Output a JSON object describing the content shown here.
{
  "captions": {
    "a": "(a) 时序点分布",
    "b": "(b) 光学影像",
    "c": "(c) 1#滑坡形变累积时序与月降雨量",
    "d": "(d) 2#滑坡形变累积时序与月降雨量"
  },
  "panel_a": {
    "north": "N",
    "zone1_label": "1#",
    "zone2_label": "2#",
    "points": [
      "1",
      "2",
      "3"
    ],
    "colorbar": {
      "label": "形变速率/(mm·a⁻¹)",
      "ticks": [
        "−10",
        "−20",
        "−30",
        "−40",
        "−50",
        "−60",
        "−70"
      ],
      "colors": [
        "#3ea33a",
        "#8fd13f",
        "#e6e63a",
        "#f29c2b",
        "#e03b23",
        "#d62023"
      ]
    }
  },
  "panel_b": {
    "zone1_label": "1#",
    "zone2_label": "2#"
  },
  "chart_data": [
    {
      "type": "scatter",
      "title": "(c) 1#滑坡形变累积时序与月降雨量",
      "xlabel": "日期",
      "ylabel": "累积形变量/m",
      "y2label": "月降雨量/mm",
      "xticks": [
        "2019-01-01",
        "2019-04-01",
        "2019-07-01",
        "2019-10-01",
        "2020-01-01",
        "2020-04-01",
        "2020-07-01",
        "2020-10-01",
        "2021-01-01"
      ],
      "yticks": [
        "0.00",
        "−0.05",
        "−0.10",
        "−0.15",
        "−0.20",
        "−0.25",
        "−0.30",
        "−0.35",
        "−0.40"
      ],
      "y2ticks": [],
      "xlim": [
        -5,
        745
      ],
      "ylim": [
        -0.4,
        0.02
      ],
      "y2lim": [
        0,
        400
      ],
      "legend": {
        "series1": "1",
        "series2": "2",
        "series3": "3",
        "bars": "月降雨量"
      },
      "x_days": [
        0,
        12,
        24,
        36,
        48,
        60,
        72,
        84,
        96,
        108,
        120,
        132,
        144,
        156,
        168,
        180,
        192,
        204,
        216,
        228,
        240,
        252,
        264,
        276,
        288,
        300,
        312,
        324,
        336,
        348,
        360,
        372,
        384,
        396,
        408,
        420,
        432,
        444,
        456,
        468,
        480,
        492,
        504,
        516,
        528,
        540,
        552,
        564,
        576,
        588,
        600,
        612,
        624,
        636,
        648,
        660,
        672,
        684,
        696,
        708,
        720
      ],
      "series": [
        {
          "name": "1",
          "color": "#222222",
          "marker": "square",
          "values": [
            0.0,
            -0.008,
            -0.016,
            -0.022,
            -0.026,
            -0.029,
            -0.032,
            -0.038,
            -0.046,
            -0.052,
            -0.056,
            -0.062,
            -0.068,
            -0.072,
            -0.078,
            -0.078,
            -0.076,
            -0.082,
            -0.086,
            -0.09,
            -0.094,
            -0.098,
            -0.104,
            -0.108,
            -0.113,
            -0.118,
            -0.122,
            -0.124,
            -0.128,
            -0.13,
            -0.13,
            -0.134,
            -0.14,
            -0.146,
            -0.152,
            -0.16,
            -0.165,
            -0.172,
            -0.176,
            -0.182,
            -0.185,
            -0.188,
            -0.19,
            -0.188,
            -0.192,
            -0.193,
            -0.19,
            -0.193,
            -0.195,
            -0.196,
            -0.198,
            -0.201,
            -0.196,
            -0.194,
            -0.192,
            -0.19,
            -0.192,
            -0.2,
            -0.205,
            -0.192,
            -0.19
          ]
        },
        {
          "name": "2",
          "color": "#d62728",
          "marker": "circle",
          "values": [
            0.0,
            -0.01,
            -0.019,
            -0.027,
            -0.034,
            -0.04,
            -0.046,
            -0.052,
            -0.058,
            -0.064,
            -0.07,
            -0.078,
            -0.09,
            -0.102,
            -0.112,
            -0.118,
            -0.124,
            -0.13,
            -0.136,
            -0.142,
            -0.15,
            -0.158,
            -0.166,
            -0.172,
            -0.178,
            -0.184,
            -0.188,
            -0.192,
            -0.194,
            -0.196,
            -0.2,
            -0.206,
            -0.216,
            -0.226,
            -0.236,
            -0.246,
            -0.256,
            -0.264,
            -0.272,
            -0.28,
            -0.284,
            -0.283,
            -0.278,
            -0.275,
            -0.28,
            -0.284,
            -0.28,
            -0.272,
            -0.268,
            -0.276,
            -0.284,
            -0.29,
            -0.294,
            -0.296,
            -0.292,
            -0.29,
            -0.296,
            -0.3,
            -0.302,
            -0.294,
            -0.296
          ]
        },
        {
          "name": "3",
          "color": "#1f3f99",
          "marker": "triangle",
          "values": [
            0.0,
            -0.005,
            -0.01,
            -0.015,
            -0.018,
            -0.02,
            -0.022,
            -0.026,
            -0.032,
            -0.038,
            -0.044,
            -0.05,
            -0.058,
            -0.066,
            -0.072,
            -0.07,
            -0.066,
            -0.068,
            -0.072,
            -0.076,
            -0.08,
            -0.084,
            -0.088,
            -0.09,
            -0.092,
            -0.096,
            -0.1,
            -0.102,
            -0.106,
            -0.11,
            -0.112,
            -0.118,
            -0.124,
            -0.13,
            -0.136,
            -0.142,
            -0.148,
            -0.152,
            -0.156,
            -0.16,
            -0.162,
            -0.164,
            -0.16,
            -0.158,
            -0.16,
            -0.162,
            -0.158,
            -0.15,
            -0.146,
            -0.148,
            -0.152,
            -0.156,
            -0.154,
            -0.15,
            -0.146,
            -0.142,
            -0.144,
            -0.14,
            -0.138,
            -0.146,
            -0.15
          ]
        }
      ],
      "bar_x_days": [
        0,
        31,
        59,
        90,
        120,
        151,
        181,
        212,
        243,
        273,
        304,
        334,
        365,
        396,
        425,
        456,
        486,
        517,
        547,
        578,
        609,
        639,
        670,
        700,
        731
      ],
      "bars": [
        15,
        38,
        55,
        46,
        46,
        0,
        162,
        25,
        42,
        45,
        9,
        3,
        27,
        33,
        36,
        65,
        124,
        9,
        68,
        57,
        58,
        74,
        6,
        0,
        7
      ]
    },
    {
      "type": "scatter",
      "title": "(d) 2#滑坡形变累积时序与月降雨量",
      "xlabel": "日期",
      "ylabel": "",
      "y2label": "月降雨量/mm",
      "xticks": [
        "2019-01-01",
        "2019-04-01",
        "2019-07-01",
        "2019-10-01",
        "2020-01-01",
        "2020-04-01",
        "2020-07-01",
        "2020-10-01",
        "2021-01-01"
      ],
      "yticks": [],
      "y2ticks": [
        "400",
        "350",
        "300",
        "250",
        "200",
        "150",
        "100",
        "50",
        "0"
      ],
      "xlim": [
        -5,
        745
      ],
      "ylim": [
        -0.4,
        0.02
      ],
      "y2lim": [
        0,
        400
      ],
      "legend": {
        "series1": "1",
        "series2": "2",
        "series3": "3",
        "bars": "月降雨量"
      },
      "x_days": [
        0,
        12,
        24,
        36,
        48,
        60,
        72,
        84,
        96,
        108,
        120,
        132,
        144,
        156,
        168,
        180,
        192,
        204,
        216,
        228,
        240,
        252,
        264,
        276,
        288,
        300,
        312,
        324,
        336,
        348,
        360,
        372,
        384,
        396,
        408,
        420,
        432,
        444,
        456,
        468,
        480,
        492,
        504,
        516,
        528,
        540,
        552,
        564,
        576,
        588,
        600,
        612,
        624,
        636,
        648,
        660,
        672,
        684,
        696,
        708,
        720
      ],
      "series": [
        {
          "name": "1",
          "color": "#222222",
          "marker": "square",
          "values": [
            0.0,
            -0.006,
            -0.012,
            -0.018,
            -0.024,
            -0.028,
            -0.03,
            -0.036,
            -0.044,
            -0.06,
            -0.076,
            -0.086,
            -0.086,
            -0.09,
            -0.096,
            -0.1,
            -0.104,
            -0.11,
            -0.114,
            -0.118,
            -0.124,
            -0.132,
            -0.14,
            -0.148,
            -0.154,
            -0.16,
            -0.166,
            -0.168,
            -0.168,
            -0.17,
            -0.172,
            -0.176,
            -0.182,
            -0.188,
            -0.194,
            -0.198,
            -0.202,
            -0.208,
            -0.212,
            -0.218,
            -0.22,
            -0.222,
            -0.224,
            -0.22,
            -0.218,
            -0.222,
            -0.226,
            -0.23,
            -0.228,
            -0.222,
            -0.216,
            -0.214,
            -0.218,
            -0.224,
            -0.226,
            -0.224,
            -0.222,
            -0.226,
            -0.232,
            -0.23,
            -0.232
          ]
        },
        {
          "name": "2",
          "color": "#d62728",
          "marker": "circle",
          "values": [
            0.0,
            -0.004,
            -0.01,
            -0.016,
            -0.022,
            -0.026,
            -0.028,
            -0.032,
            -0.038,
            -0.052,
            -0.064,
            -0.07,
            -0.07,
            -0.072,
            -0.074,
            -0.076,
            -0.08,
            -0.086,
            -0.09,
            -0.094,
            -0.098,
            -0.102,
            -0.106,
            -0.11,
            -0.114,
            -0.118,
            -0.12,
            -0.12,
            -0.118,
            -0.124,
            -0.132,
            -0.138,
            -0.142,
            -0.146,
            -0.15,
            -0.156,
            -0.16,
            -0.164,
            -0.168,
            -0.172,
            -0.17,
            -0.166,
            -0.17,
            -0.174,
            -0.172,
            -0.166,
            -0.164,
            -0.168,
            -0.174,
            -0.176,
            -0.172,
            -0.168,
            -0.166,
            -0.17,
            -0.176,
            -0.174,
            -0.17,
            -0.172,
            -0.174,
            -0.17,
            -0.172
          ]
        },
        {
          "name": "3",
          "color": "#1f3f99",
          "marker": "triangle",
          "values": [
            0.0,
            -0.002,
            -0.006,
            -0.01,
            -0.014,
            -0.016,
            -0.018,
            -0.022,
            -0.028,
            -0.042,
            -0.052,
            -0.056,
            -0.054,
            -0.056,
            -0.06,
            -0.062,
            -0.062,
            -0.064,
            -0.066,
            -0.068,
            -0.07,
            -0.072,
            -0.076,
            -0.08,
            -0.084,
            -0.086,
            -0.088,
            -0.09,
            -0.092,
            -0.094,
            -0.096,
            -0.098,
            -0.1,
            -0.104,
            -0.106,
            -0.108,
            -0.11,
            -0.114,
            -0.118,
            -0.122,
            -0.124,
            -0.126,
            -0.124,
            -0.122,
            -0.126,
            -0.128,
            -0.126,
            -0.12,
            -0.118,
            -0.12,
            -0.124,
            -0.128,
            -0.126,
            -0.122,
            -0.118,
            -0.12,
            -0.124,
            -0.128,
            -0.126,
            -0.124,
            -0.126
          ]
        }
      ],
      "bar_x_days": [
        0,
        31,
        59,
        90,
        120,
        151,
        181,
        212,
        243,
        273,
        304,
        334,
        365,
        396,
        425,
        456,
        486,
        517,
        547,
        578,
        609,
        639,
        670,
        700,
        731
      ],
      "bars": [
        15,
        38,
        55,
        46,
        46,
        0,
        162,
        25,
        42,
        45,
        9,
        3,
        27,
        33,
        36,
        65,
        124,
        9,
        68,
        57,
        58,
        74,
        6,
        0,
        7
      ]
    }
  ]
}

---+---

* **WORK INSTRUCTIONS**: Work out how many lines in the records above contain the word "滑坡形变累积时序与月降雨量", and give only that number.

* **REPLY**: 4